» PROBLEM DETAILS
Write out the listing below exactly, and omit any images you find in it.

» DATASET ROWS
— start —
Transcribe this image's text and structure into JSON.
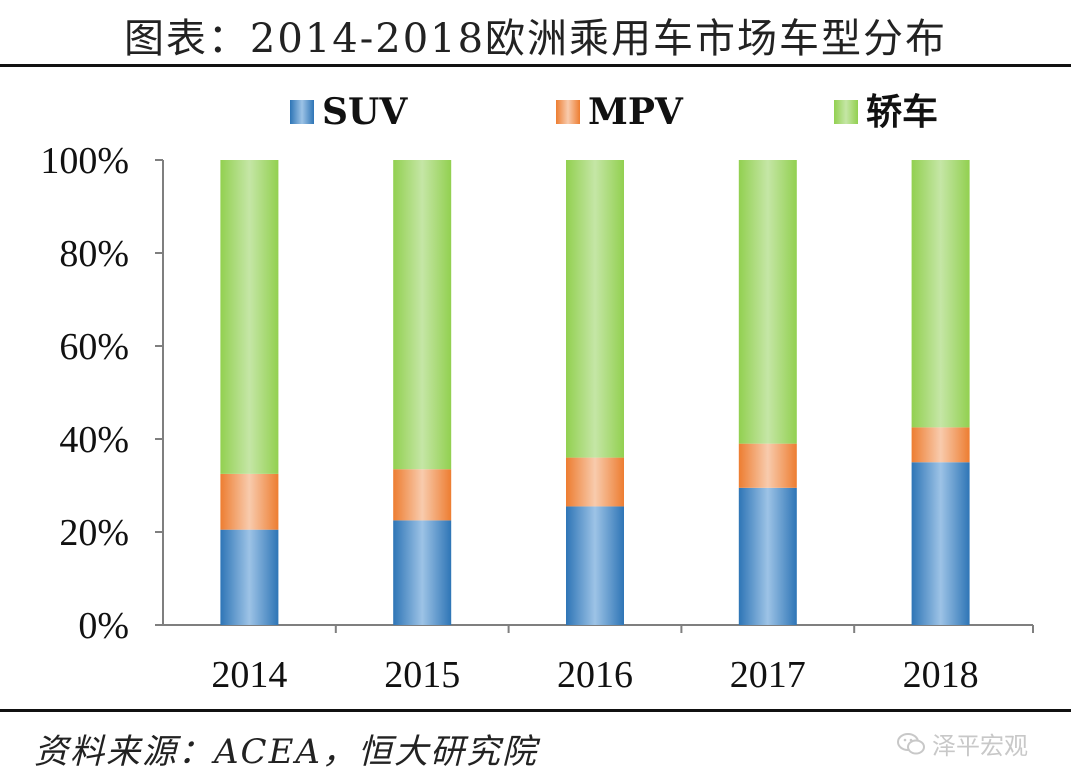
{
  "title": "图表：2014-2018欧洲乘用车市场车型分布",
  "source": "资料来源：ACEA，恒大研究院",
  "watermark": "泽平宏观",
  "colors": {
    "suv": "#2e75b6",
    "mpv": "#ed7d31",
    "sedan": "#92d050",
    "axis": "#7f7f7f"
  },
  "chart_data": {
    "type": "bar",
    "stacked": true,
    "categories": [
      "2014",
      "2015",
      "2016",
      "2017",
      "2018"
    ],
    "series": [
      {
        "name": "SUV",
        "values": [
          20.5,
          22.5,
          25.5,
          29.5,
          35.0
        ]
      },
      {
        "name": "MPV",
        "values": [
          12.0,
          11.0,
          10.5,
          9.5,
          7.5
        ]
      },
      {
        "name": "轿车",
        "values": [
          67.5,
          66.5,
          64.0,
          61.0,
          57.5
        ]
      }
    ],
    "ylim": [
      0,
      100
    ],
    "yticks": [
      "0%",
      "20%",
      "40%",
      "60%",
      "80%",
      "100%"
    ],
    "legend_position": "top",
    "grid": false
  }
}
— end —
» TASK SOLUTION
Transcribe this image's text and structure into JSON.
{
  "title": "图表：2014-2018欧洲乘用车市场车型分布",
  "source": "资料来源：ACEA，恒大研究院",
  "watermark": "泽平宏观",
  "colors": {
    "suv": "#2e75b6",
    "mpv": "#ed7d31",
    "sedan": "#92d050",
    "axis": "#7f7f7f"
  },
  "chart_data": {
    "type": "bar",
    "stacked": true,
    "categories": [
      "2014",
      "2015",
      "2016",
      "2017",
      "2018"
    ],
    "series": [
      {
        "name": "SUV",
        "values": [
          20.5,
          22.5,
          25.5,
          29.5,
          35.0
        ]
      },
      {
        "name": "MPV",
        "values": [
          12.0,
          11.0,
          10.5,
          9.5,
          7.5
        ]
      },
      {
        "name": "轿车",
        "values": [
          67.5,
          66.5,
          64.0,
          61.0,
          57.5
        ]
      }
    ],
    "ylim": [
      0,
      100
    ],
    "yticks": [
      "0%",
      "20%",
      "40%",
      "60%",
      "80%",
      "100%"
    ],
    "legend_position": "top",
    "grid": false
  }
}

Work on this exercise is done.